Job: Make an exact copy of the records, dropping all pictures.

Entries:

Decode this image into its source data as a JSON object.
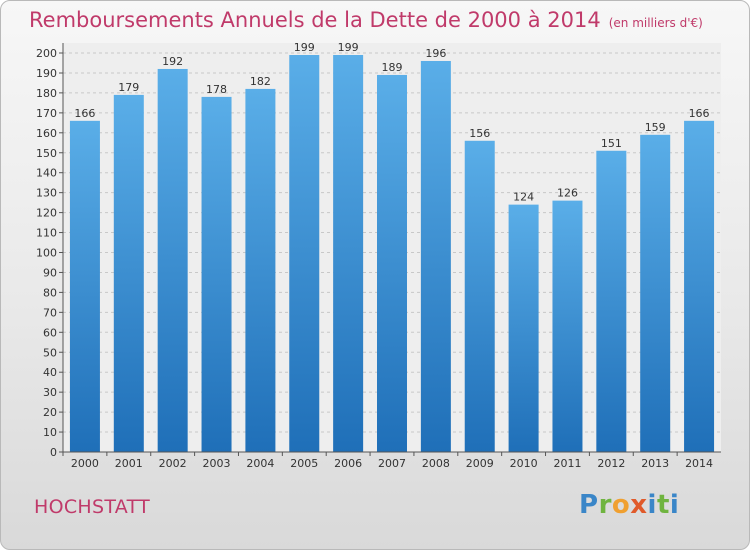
{
  "title": "Remboursements Annuels de la Dette de 2000 à 2014",
  "subtitle": "(en milliers d'€)",
  "city": "HOCHSTATT",
  "logo": {
    "p": "P",
    "r": "r",
    "o": "o",
    "x": "x",
    "i": "i",
    "t": "t",
    "i2": "i"
  },
  "colors": {
    "bar_top": "#5aaee8",
    "bar_bottom": "#1f6fb8",
    "title": "#c03a6a"
  },
  "chart_data": {
    "type": "bar",
    "categories": [
      "2000",
      "2001",
      "2002",
      "2003",
      "2004",
      "2005",
      "2006",
      "2007",
      "2008",
      "2009",
      "2010",
      "2011",
      "2012",
      "2013",
      "2014"
    ],
    "values": [
      166,
      179,
      192,
      178,
      182,
      199,
      199,
      189,
      196,
      156,
      124,
      126,
      151,
      159,
      166
    ],
    "ylim": [
      0,
      200
    ],
    "yticks": [
      0,
      10,
      20,
      30,
      40,
      50,
      60,
      70,
      80,
      90,
      100,
      110,
      120,
      130,
      140,
      150,
      160,
      170,
      180,
      190,
      200
    ],
    "grid": true,
    "data_labels": true
  }
}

Result of the exercise:
Decode this image into its source data as a JSON object.
{
  "title": "Remboursements Annuels de la Dette de 2000 à 2014",
  "subtitle": "(en milliers d'€)",
  "city": "HOCHSTATT",
  "logo": {
    "p": "P",
    "r": "r",
    "o": "o",
    "x": "x",
    "i": "i",
    "t": "t",
    "i2": "i"
  },
  "colors": {
    "bar_top": "#5aaee8",
    "bar_bottom": "#1f6fb8",
    "title": "#c03a6a"
  },
  "chart_data": {
    "type": "bar",
    "categories": [
      "2000",
      "2001",
      "2002",
      "2003",
      "2004",
      "2005",
      "2006",
      "2007",
      "2008",
      "2009",
      "2010",
      "2011",
      "2012",
      "2013",
      "2014"
    ],
    "values": [
      166,
      179,
      192,
      178,
      182,
      199,
      199,
      189,
      196,
      156,
      124,
      126,
      151,
      159,
      166
    ],
    "ylim": [
      0,
      200
    ],
    "yticks": [
      0,
      10,
      20,
      30,
      40,
      50,
      60,
      70,
      80,
      90,
      100,
      110,
      120,
      130,
      140,
      150,
      160,
      170,
      180,
      190,
      200
    ],
    "grid": true,
    "data_labels": true
  }
}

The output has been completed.